* _Goal_
Every record should be repeated exactly, except that pictures are left out.

[Stored data]
....................
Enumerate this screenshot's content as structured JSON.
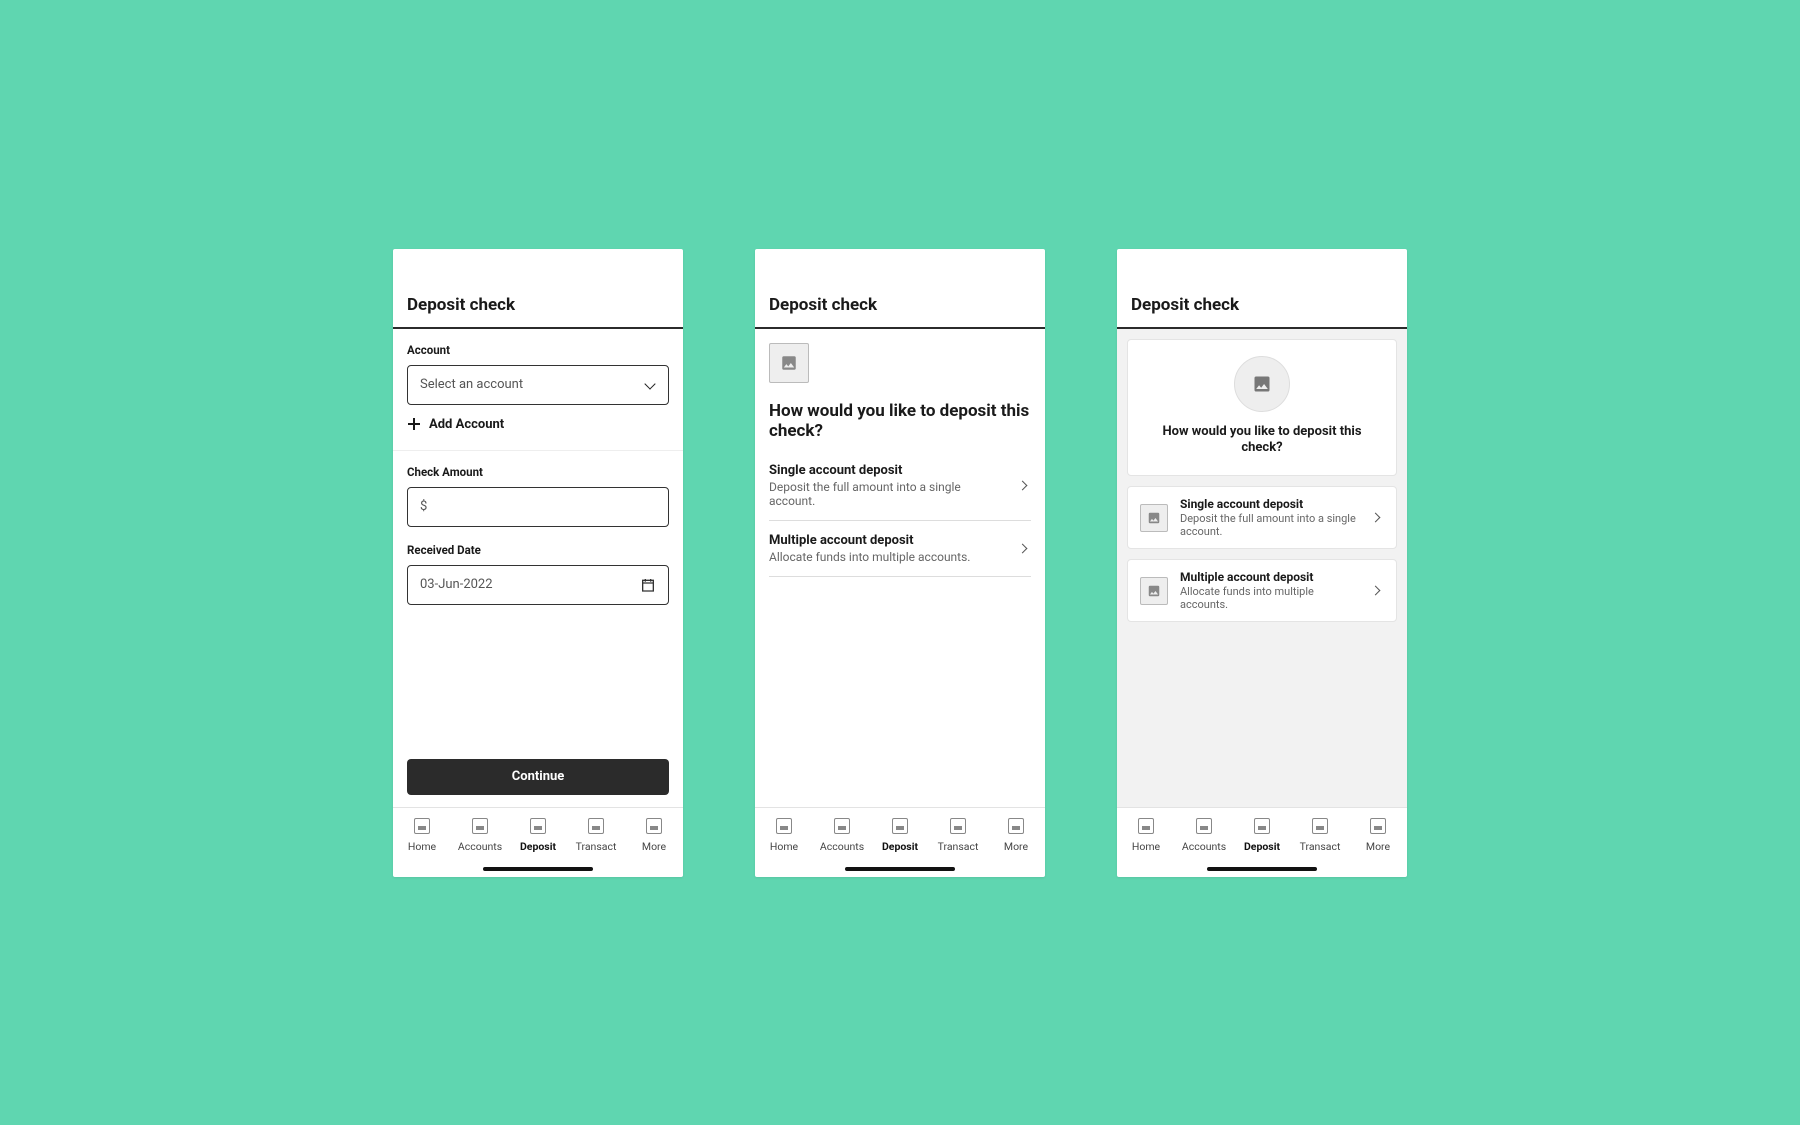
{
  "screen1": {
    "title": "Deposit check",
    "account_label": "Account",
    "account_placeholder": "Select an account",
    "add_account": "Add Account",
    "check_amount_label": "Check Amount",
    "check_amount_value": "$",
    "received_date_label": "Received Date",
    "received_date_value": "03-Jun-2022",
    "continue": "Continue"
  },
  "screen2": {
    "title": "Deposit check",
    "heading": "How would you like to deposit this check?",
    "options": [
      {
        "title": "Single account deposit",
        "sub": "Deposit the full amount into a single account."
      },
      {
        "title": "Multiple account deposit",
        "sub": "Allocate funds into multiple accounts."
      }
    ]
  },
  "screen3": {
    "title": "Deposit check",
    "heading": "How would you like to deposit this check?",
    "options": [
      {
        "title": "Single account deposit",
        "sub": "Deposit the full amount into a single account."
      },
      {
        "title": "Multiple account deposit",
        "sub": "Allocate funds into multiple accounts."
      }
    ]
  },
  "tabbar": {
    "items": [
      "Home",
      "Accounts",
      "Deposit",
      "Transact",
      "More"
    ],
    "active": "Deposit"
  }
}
....................
* _Final result_
Enumerate this screenshot's content as structured JSON.
{
  "screen1": {
    "title": "Deposit check",
    "account_label": "Account",
    "account_placeholder": "Select an account",
    "add_account": "Add Account",
    "check_amount_label": "Check Amount",
    "check_amount_value": "$",
    "received_date_label": "Received Date",
    "received_date_value": "03-Jun-2022",
    "continue": "Continue"
  },
  "screen2": {
    "title": "Deposit check",
    "heading": "How would you like to deposit this check?",
    "options": [
      {
        "title": "Single account deposit",
        "sub": "Deposit the full amount into a single account."
      },
      {
        "title": "Multiple account deposit",
        "sub": "Allocate funds into multiple accounts."
      }
    ]
  },
  "screen3": {
    "title": "Deposit check",
    "heading": "How would you like to deposit this check?",
    "options": [
      {
        "title": "Single account deposit",
        "sub": "Deposit the full amount into a single account."
      },
      {
        "title": "Multiple account deposit",
        "sub": "Allocate funds into multiple accounts."
      }
    ]
  },
  "tabbar": {
    "items": [
      "Home",
      "Accounts",
      "Deposit",
      "Transact",
      "More"
    ],
    "active": "Deposit"
  }
}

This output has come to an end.